Task to complete
Omit every picture and return the rest of the data unaltered.

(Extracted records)
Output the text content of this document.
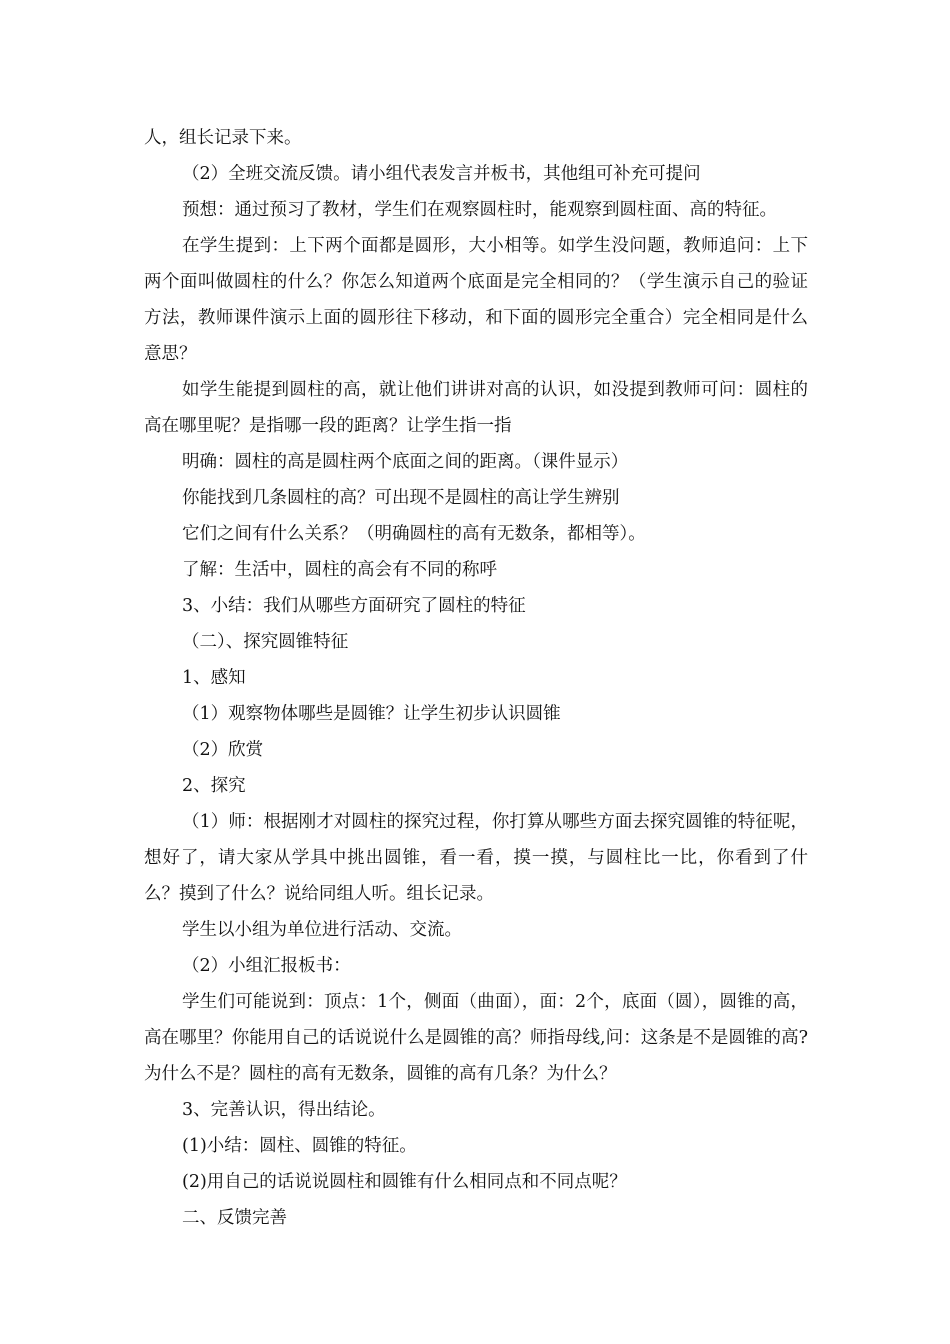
人，组长记录下来。

（2）全班交流反馈。请小组代表发言并板书，其他组可补充可提问

预想：通过预习了教材，学生们在观察圆柱时，能观察到圆柱面、高的特征。

在学生提到：上下两个面都是圆形，大小相等。如学生没问题，教师追问：上下两个面叫做圆柱的什么？你怎么知道两个底面是完全相同的？（学生演示自己的验证方法，教师课件演示上面的圆形往下移动，和下面的圆形完全重合）完全相同是什么意思？

如学生能提到圆柱的高，就让他们讲讲对高的认识，如没提到教师可问：圆柱的高在哪里呢？是指哪一段的距离？让学生指一指

明确：圆柱的高是圆柱两个底面之间的距离。（课件显示）

你能找到几条圆柱的高？可出现不是圆柱的高让学生辨别

它们之间有什么关系？（明确圆柱的高有无数条，都相等）。

了解：生活中，圆柱的高会有不同的称呼

3、小结：我们从哪些方面研究了圆柱的特征

（二）、探究圆锥特征

1、感知

（1）观察物体哪些是圆锥？让学生初步认识圆锥

（2）欣赏

2、探究

（1）师：根据刚才对圆柱的探究过程，你打算从哪些方面去探究圆锥的特征呢，想好了，请大家从学具中挑出圆锥，看一看，摸一摸，与圆柱比一比，你看到了什么？摸到了什么？说给同组人听。组长记录。

学生以小组为单位进行活动、交流。

（2）小组汇报板书：

学生们可能说到：顶点：1个，侧面（曲面），面：2个，底面（圆），圆锥的高，高在哪里？你能用自己的话说说什么是圆锥的高？师指母线,问：这条是不是圆锥的高?为什么不是？圆柱的高有无数条，圆锥的高有几条？为什么？

3、完善认识，得出结论。

(1)小结：圆柱、圆锥的特征。

(2)用自己的话说说圆柱和圆锥有什么相同点和不同点呢？

二、反馈完善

Solution
Output the text content of this document.
人，组长记录下来。

（2）全班交流反馈。请小组代表发言并板书，其他组可补充可提问

预想：通过预习了教材，学生们在观察圆柱时，能观察到圆柱面、高的特征。

在学生提到：上下两个面都是圆形，大小相等。如学生没问题，教师追问：上下两个面叫做圆柱的什么？你怎么知道两个底面是完全相同的？（学生演示自己的验证方法，教师课件演示上面的圆形往下移动，和下面的圆形完全重合）完全相同是什么意思？

如学生能提到圆柱的高，就让他们讲讲对高的认识，如没提到教师可问：圆柱的高在哪里呢？是指哪一段的距离？让学生指一指

明确：圆柱的高是圆柱两个底面之间的距离。（课件显示）

你能找到几条圆柱的高？可出现不是圆柱的高让学生辨别

它们之间有什么关系？（明确圆柱的高有无数条，都相等）。

了解：生活中，圆柱的高会有不同的称呼

3、小结：我们从哪些方面研究了圆柱的特征

（二）、探究圆锥特征

1、感知

（1）观察物体哪些是圆锥？让学生初步认识圆锥

（2）欣赏

2、探究

（1）师：根据刚才对圆柱的探究过程，你打算从哪些方面去探究圆锥的特征呢，想好了，请大家从学具中挑出圆锥，看一看，摸一摸，与圆柱比一比，你看到了什么？摸到了什么？说给同组人听。组长记录。

学生以小组为单位进行活动、交流。

（2）小组汇报板书：

学生们可能说到：顶点：1个，侧面（曲面），面：2个，底面（圆），圆锥的高，高在哪里？你能用自己的话说说什么是圆锥的高？师指母线,问：这条是不是圆锥的高?为什么不是？圆柱的高有无数条，圆锥的高有几条？为什么？

3、完善认识，得出结论。

(1)小结：圆柱、圆锥的特征。

(2)用自己的话说说圆柱和圆锥有什么相同点和不同点呢？

二、反馈完善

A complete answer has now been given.